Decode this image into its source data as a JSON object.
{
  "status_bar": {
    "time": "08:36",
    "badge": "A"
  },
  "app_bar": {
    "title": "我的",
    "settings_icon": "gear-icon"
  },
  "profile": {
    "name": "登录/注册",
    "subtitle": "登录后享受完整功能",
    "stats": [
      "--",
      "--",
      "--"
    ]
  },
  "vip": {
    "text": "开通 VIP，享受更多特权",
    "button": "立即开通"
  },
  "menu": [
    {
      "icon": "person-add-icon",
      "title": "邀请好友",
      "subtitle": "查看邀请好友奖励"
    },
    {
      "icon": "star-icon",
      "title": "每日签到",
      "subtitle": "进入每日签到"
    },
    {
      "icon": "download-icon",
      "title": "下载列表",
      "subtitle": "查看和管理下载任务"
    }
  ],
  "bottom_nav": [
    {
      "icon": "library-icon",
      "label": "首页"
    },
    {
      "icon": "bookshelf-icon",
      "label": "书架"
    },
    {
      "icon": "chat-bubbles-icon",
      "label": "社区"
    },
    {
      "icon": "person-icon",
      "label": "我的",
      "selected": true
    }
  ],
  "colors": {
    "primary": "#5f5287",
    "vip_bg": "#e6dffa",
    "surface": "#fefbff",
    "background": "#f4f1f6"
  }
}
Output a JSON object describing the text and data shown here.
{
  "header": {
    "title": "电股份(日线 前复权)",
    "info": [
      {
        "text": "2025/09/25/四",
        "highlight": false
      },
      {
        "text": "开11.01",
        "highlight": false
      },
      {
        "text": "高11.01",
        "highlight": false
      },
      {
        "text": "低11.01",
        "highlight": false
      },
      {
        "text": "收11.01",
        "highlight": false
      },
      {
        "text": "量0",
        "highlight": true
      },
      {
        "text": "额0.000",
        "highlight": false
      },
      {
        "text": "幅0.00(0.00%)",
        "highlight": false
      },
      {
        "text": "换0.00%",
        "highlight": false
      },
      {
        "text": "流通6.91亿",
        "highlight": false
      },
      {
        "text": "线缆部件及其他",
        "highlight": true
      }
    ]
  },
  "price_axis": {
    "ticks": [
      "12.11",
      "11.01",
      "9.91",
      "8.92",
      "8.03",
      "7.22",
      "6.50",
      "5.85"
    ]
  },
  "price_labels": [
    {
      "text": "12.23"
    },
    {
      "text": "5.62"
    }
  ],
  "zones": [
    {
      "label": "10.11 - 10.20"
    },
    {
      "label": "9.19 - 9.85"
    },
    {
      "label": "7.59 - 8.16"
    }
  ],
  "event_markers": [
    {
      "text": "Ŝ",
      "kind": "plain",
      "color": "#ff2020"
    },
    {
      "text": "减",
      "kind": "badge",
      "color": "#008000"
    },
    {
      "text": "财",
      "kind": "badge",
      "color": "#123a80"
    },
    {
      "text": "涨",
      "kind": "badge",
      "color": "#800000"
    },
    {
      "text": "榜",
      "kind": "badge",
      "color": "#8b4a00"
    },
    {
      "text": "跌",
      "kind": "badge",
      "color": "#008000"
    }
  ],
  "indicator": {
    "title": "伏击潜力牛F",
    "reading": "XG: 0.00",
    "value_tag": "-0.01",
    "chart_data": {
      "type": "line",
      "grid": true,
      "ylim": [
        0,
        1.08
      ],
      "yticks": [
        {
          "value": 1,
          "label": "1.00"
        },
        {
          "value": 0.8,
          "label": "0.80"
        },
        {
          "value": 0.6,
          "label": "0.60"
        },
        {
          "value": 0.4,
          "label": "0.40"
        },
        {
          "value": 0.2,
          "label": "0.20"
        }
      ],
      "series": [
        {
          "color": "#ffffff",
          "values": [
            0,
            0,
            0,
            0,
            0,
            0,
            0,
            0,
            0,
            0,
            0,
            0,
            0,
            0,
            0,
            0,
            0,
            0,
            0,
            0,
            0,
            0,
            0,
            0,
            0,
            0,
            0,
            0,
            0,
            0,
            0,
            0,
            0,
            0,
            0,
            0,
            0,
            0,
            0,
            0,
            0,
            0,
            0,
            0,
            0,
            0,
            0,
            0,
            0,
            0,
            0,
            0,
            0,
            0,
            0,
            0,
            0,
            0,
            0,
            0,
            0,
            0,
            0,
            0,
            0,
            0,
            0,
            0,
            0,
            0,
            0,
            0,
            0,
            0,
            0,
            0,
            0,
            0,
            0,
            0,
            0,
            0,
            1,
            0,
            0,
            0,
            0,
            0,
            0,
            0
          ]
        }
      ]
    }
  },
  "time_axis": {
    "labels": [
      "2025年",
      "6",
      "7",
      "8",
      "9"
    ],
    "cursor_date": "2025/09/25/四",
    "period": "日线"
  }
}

(WHAT THIS TASK INVOLVES): Gather all lines from the records above in which "icon" appears.

(SOLUTION FOR THIS PROBLEM):
    "settings_icon": "gear-icon"
      "icon": "person-add-icon",
      "icon": "star-icon",
      "icon": "download-icon",
      "icon": "library-icon",
      "icon": "bookshelf-icon",
      "icon": "chat-bubbles-icon",
      "icon": "person-icon",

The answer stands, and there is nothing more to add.